Data excerpts:
************

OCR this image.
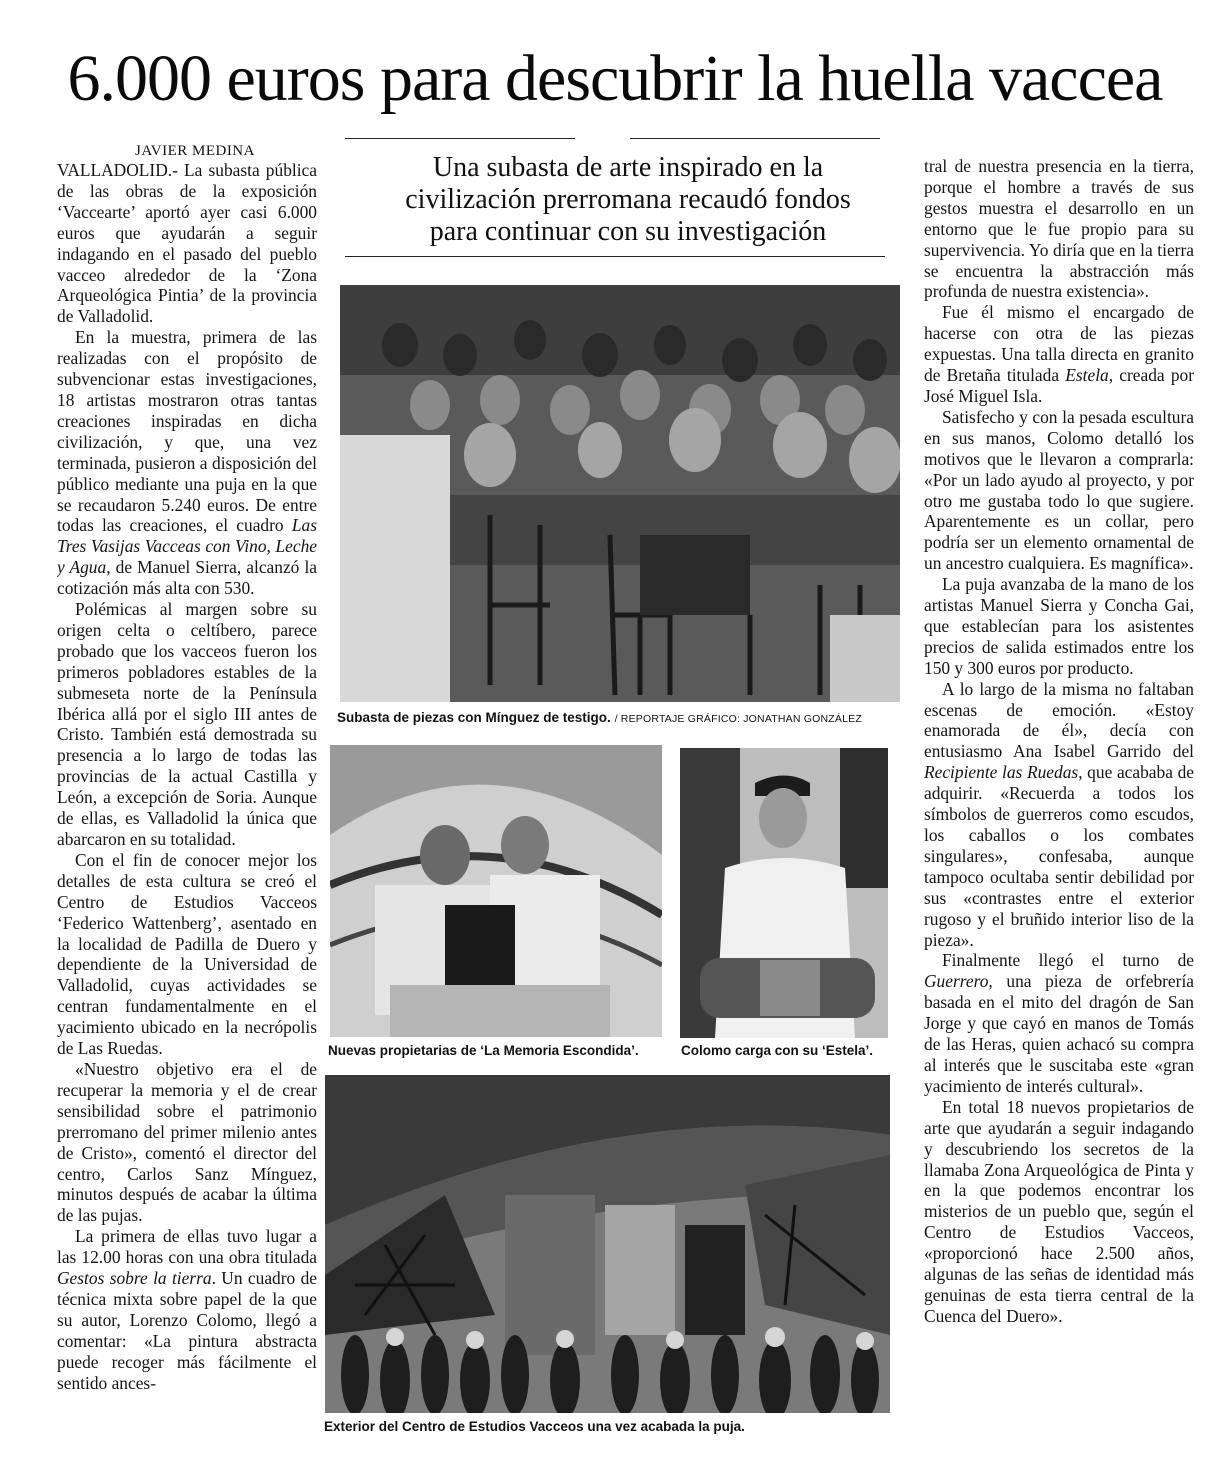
6.000 euros para descubrir la huella vaccea
JAVIER MEDINA
Una subasta de arte inspirado en la civilización prerromana recaudó fondos para continuar con su investigación

VALLADOLID.- La subasta pública de las obras de la exposición ‘Vaccearte’ aportó ayer casi 6.000 euros que ayudarán a seguir indagando en el pasado del pueblo vacceo alrededor de la ‘Zona Arqueológica Pintia’ de la provincia de Valladolid.

En la muestra, primera de las realizadas con el propósito de subvencionar estas investigaciones, 18 artistas mostraron otras tantas creaciones inspiradas en dicha civilización, y que, una vez terminada, pusieron a disposición del público mediante una puja en la que se recaudaron 5.240 euros. De entre todas las creaciones, el cuadro Las Tres Vasijas Vacceas con Vino, Leche y Agua, de Manuel Sierra, alcanzó la cotización más alta con 530.

Polémicas al margen sobre su origen celta o celtíbero, parece probado que los vacceos fueron los primeros pobladores estables de la submeseta norte de la Península Ibérica allá por el siglo III antes de Cristo. También está demostrada su presencia a lo largo de todas las provincias de la actual Castilla y León, a excepción de Soria. Aunque de ellas, es Valladolid la única que abarcaron en su totalidad.

Con el fin de conocer mejor los detalles de esta cultura se creó el Centro de Estudios Vacceos ‘Federico Wattenberg’, asentado en la localidad de Padilla de Duero y dependiente de la Universidad de Valladolid, cuyas actividades se centran fundamentalmente en el yacimiento ubicado en la necrópolis de Las Ruedas.

«Nuestro objetivo era el de recuperar la memoria y el de crear sensibilidad sobre el patrimonio prerromano del primer milenio antes de Cristo», comentó el director del centro, Carlos Sanz Mínguez, minutos después de acabar la última de las pujas.

La primera de ellas tuvo lugar a las 12.00 horas con una obra titulada Gestos sobre la tierra. Un cuadro de técnica mixta sobre papel de la que su autor, Lorenzo Colomo, llegó a comentar: «La pintura abstracta puede recoger más fácilmente el sentido ances-

tral de nuestra presencia en la tierra, porque el hombre a través de sus gestos muestra el desarrollo en un entorno que le fue propio para su supervivencia. Yo diría que en la tierra se encuentra la abstracción más profunda de nuestra existencia».

Fue él mismo el encargado de hacerse con otra de las piezas expuestas. Una talla directa en granito de Bretaña titulada Estela, creada por José Miguel Isla.

Satisfecho y con la pesada escultura en sus manos, Colomo detalló los motivos que le llevaron a comprarla: «Por un lado ayudo al proyecto, y por otro me gustaba todo lo que sugiere. Aparentemente es un collar, pero podría ser un elemento ornamental de un ancestro cualquiera. Es magnífica».

La puja avanzaba de la mano de los artistas Manuel Sierra y Concha Gai, que establecían para los asistentes precios de salida estimados entre los 150 y 300 euros por producto.

A lo largo de la misma no faltaban escenas de emoción. «Estoy enamorada de él», decía con entusiasmo Ana Isabel Garrido del Recipiente las Ruedas, que acababa de adquirir. «Recuerda a todos los símbolos de guerreros como escudos, los caballos o los combates singulares», confesaba, aunque tampoco ocultaba sentir debilidad por sus «contrastes entre el exterior rugoso y el bruñido interior liso de la pieza».

Finalmente llegó el turno de Guerrero, una pieza de orfebrería basada en el mito del dragón de San Jorge y que cayó en manos de Tomás de las Heras, quien achacó su compra al interés que le suscitaba este «gran yacimiento de interés cultural».

En total 18 nuevos propietarios de arte que ayudarán a seguir indagando y descubriendo los secretos de la llamaba Zona Arqueológica de Pinta y en la que podemos encontrar los misterios de un pueblo que, según el Centro de Estudios Vacceos, «proporcionó hace 2.500 años, algunas de las señas de identidad más genuinas de esta tierra central de la Cuenca del Duero».

Subasta de piezas con Mínguez de testigo. / REPORTAJE GRÁFICO: JONATHAN GONZÁLEZ
Nuevas propietarias de ‘La Memoria Escondida’.	Colomo carga con su ‘Estela’.
Exterior del Centro de Estudios Vacceos una vez acabada la puja.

************

▶ **Given request**
Find the lines above that include the string "llegó" and copy them.

▶ **Right answer**
La primera de ellas tuvo lugar a las 12.00 horas con una obra titulada Gestos sobre la tierra. Un cuadro de técnica mixta sobre papel de la que su autor, Lorenzo Colomo, llegó a comentar: «La pintura abstracta puede recoger más fácilmente el sentido ances-
Finalmente llegó el turno de Guerrero, una pieza de orfebrería basada en el mito del dragón de San Jorge y que cayó en manos de Tomás de las Heras, quien achacó su compra al interés que le suscitaba este «gran yacimiento de interés cultural».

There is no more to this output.